▶ _Task brief_
Find the lines of data that contain the string "ylabel", then list them.
[start]
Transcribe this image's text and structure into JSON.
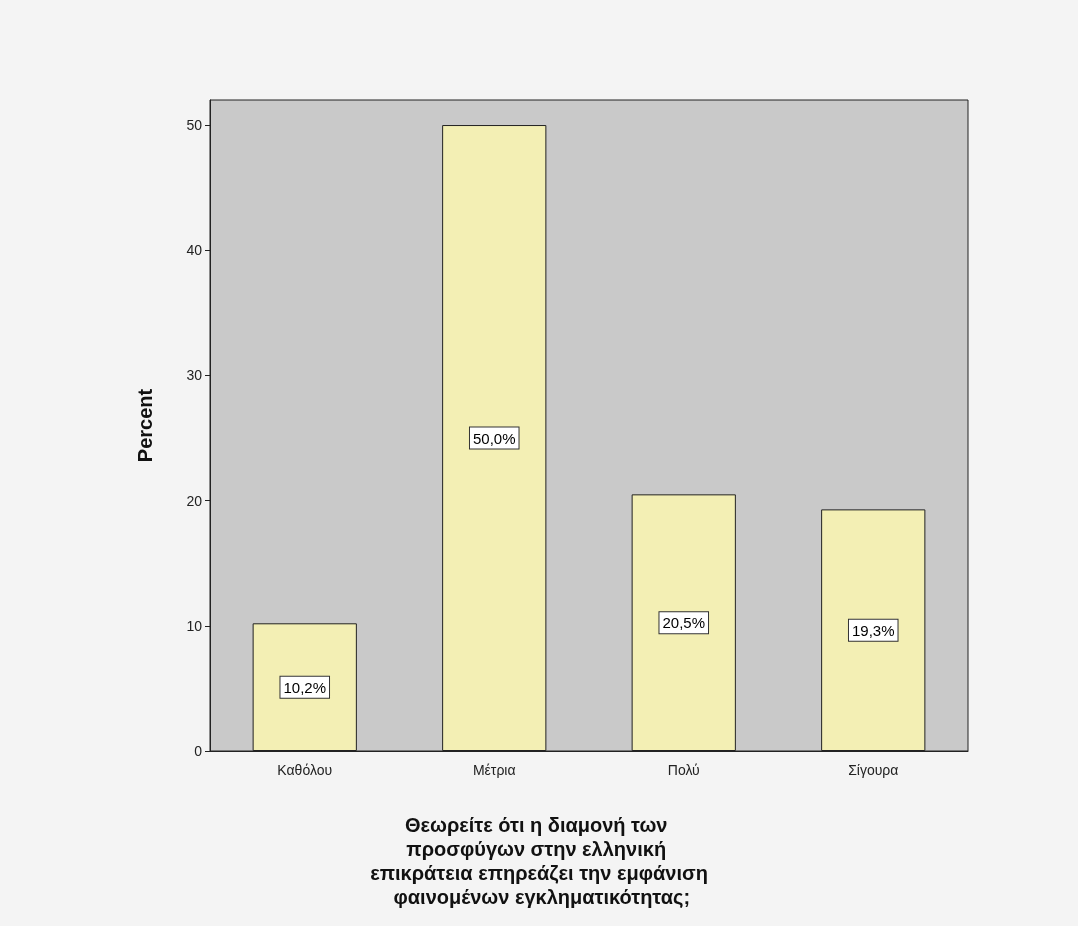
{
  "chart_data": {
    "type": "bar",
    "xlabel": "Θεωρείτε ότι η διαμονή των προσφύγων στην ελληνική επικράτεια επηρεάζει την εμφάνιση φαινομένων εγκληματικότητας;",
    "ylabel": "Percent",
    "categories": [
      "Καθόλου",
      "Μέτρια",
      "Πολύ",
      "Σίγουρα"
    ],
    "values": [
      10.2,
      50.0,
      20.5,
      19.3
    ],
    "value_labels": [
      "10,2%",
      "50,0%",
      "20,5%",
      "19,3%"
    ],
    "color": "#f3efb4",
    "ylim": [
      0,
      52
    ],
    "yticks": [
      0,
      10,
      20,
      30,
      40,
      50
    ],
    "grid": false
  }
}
[end]
[start]
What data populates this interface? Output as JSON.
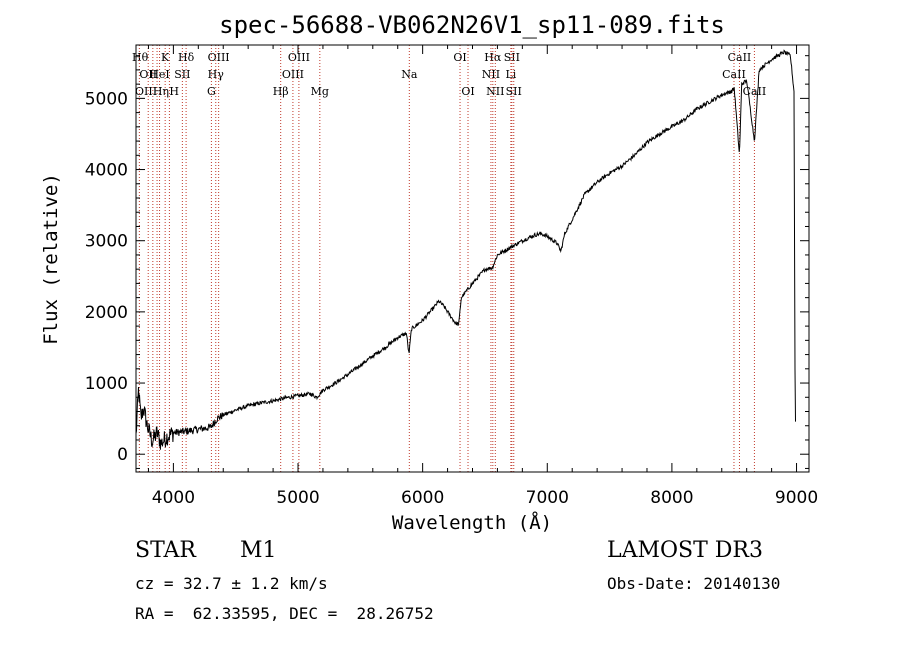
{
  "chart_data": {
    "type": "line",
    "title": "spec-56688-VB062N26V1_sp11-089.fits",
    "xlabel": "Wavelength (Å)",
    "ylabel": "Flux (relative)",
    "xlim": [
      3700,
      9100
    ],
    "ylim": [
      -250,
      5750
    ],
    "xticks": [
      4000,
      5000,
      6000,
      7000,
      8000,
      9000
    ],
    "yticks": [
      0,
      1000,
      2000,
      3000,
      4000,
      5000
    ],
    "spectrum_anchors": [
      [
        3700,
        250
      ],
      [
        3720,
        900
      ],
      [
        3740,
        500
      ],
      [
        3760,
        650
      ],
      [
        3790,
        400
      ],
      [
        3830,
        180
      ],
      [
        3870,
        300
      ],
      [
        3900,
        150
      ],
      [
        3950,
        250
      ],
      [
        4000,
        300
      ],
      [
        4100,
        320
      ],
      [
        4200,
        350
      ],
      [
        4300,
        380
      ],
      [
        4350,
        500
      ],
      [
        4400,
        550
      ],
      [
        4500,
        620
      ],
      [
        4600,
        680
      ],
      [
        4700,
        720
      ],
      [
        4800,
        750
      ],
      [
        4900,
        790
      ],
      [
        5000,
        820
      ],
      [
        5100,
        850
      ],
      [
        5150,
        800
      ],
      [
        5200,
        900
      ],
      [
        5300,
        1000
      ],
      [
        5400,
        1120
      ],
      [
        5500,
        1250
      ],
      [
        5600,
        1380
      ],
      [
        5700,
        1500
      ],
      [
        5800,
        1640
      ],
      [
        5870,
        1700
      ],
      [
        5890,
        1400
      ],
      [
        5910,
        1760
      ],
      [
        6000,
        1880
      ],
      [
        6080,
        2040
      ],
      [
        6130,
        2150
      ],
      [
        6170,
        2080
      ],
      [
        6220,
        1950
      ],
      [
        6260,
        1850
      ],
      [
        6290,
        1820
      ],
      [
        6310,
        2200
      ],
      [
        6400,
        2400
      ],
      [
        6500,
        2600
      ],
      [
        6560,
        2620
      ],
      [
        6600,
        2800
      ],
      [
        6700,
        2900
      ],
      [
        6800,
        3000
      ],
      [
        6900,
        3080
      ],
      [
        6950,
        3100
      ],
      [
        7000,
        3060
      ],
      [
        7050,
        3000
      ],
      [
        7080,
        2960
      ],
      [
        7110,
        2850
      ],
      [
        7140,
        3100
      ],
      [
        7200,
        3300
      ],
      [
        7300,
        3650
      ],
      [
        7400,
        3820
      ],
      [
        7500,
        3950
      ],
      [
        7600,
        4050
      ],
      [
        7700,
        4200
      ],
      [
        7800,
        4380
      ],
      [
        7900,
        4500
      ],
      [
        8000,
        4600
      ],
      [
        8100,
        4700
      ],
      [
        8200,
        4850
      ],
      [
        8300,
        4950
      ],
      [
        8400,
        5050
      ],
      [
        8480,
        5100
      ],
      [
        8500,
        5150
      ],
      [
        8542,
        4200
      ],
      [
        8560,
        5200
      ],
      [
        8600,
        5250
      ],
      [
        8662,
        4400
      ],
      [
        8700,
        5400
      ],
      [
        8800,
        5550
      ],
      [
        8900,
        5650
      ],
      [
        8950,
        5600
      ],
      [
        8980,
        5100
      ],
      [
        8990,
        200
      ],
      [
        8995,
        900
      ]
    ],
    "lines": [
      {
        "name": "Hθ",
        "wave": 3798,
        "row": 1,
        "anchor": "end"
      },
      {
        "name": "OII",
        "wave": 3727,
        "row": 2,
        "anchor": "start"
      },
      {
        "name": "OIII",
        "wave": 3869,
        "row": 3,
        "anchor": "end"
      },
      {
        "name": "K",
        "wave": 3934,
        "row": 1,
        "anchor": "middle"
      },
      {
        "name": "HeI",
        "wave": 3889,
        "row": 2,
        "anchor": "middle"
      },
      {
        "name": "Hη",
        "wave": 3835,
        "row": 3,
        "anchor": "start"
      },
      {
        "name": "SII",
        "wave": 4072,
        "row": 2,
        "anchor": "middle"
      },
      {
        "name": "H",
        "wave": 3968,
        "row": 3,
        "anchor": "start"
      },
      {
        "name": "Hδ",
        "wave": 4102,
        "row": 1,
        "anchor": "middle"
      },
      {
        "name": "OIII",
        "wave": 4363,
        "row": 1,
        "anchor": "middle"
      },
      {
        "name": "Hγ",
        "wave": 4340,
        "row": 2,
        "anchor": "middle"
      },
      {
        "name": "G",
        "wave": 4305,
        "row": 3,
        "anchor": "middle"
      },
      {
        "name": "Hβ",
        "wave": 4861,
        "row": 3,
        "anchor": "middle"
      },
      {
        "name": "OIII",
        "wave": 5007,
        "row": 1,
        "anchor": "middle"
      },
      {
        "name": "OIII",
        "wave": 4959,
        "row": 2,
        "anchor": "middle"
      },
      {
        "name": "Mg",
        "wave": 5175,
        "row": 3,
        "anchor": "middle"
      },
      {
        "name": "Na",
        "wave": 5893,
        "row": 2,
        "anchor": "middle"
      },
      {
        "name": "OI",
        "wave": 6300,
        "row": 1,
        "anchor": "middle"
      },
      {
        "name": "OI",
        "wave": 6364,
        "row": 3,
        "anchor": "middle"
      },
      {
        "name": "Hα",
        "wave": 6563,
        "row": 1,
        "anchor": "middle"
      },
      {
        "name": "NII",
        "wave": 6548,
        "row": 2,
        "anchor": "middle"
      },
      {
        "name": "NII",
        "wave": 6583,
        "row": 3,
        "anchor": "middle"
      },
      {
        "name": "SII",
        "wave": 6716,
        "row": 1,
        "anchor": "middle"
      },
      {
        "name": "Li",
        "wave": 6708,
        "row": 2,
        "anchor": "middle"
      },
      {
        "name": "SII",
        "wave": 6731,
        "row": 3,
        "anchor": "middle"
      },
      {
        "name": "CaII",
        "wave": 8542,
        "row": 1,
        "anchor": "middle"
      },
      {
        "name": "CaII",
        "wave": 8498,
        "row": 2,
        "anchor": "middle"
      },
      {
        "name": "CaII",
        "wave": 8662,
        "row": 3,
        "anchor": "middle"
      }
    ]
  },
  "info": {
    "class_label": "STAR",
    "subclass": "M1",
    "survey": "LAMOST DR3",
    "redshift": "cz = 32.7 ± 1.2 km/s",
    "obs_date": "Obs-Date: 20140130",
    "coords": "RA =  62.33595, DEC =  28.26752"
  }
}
[end]
[start]
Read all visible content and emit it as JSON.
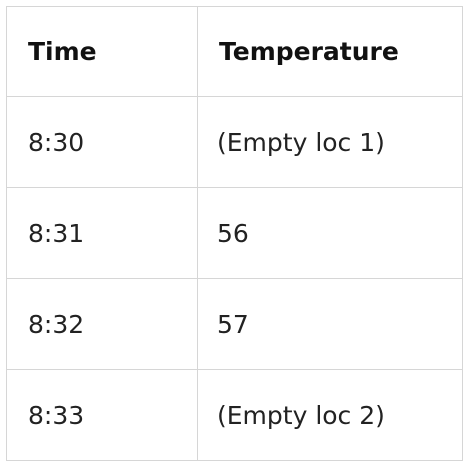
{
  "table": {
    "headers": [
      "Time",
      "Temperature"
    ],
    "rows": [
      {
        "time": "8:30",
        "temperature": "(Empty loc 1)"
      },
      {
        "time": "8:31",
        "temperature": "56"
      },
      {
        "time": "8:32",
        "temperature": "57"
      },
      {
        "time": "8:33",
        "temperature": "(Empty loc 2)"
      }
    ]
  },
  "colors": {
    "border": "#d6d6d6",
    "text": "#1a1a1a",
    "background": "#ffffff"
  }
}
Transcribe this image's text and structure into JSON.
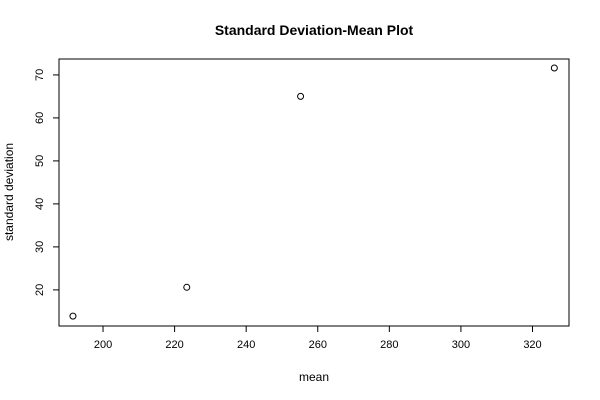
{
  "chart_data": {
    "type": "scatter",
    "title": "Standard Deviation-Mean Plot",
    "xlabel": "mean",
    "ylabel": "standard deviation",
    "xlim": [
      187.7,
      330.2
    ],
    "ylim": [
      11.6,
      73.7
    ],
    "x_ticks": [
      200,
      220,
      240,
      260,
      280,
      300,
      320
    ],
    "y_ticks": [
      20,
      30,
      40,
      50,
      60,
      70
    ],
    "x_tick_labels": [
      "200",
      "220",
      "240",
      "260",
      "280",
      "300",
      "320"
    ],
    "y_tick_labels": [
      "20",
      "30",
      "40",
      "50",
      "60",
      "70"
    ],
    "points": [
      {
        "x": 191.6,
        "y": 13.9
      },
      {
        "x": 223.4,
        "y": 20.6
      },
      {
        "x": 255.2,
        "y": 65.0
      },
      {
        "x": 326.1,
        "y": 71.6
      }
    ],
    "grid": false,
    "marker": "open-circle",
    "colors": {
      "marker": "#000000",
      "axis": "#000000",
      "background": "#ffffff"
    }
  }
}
[end]
▶ _Written answer_
    "ylabel": "Percent",
    "ylabel": "Flux (relative)",
    "ylabel": "standard deviation",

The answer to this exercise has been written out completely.